# Prompt
Give the number of lines in the records below that include "Resources". Reply with that number alone.

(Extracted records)
= Beginning of Section =
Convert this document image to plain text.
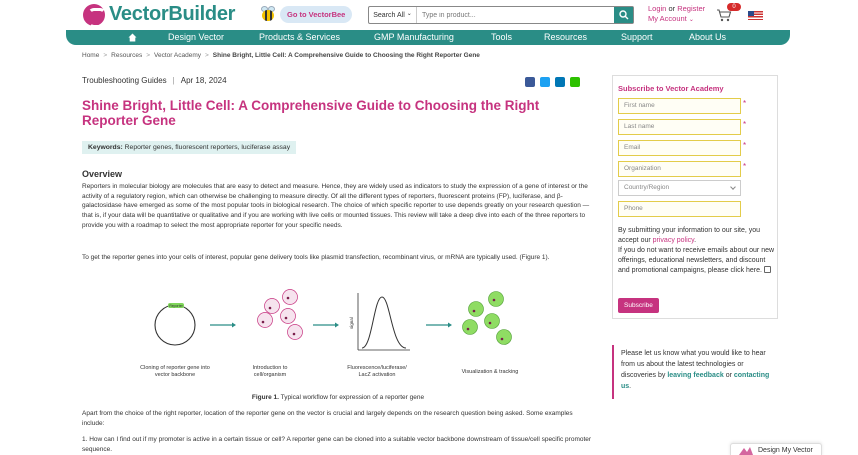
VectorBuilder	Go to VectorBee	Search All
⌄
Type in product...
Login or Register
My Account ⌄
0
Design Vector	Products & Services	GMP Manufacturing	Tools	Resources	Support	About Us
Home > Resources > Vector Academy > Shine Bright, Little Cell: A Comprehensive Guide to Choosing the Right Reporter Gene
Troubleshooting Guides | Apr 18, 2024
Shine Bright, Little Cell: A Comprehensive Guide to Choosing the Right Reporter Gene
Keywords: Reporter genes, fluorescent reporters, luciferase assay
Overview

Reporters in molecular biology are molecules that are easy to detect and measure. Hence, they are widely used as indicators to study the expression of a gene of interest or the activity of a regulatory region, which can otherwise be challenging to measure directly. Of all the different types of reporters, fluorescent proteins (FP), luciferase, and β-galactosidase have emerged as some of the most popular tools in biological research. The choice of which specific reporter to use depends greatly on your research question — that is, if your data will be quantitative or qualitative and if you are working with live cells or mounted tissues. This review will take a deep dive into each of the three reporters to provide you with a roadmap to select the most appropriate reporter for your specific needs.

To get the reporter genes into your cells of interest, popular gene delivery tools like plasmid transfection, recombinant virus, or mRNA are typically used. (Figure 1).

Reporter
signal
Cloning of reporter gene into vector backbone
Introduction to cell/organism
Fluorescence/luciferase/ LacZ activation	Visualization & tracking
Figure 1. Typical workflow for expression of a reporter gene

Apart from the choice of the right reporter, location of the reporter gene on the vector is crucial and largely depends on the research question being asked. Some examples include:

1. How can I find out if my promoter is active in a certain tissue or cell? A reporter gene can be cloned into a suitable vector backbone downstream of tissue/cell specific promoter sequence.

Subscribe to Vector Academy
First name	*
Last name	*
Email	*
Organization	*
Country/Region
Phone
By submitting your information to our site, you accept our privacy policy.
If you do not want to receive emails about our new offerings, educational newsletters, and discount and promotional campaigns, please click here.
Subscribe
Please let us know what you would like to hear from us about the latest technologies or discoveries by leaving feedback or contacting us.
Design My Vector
= End of Section =
= Beginning of Section =
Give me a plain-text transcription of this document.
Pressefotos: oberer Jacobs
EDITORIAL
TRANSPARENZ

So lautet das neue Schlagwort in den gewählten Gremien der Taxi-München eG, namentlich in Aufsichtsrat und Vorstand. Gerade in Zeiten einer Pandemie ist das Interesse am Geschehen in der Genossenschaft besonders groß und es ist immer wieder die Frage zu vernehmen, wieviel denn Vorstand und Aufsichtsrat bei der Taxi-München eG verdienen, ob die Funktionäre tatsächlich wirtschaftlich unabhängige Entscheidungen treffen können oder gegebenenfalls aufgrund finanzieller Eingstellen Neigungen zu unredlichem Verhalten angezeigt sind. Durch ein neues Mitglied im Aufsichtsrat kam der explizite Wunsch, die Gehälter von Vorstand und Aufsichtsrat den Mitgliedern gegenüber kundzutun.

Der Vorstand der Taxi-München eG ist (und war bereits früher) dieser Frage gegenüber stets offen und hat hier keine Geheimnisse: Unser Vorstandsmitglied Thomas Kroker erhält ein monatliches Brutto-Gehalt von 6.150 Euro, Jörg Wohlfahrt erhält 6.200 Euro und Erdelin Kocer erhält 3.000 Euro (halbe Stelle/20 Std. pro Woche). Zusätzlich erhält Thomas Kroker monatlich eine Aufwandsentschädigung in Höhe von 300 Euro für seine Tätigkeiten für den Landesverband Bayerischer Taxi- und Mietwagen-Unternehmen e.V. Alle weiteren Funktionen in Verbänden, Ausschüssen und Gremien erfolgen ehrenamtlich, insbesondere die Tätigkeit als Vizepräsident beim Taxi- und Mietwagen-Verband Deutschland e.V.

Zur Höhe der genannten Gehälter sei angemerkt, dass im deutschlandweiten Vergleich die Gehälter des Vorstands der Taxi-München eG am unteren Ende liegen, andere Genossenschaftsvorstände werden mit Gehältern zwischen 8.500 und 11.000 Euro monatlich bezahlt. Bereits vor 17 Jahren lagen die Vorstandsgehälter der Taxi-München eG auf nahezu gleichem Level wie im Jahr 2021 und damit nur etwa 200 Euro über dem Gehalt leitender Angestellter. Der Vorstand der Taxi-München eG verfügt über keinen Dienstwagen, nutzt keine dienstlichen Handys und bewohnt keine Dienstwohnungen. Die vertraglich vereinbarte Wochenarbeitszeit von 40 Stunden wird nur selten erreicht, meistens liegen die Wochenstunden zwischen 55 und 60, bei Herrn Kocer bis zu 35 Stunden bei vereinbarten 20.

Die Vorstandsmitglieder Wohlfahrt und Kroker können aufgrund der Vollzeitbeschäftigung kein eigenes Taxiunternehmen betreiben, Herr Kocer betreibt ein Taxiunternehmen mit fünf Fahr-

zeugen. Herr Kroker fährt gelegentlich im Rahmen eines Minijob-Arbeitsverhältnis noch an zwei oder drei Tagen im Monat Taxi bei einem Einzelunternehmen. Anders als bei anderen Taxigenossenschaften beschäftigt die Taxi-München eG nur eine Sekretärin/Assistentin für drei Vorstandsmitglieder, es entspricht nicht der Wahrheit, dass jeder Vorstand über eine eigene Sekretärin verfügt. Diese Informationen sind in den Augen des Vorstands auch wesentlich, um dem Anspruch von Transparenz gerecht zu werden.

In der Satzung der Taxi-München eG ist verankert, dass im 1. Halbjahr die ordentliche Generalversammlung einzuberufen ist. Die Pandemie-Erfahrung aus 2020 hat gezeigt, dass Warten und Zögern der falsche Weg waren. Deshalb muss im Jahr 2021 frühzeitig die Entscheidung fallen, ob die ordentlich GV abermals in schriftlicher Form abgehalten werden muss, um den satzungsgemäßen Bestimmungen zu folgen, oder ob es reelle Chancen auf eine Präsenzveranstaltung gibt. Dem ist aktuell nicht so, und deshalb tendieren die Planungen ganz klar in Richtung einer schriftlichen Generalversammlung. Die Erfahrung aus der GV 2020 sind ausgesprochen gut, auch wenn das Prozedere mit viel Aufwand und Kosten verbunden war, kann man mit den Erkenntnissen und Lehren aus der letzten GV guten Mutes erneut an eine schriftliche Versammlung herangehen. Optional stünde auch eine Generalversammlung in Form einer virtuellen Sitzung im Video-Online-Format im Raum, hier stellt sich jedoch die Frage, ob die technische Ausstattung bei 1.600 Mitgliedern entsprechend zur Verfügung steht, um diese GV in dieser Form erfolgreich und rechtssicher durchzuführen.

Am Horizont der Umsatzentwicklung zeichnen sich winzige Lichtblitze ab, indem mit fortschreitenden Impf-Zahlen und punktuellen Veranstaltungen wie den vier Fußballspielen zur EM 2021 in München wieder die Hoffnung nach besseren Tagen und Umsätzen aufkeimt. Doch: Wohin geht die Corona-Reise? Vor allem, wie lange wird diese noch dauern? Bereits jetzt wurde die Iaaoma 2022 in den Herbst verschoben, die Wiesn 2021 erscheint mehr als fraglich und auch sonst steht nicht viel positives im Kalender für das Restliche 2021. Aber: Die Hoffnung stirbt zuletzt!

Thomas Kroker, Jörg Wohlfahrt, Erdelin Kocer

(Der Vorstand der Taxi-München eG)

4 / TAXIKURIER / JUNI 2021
= End of Section =
= Beginning of Section =
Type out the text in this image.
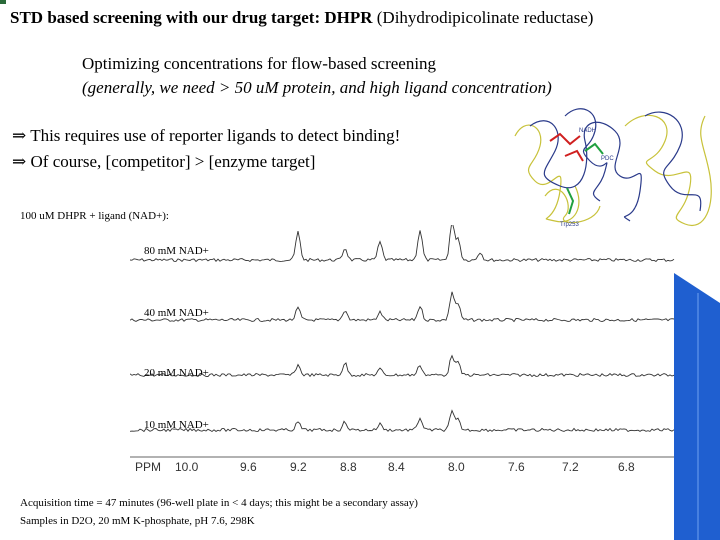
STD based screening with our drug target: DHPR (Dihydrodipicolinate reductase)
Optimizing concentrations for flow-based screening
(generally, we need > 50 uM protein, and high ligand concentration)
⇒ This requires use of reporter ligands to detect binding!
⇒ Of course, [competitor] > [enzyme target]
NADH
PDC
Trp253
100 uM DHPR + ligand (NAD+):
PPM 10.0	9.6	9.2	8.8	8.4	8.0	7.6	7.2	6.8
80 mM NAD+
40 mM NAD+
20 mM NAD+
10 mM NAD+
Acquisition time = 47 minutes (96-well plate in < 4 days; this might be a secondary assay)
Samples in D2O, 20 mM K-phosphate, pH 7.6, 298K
= End of Section =
# Result for this exercise
2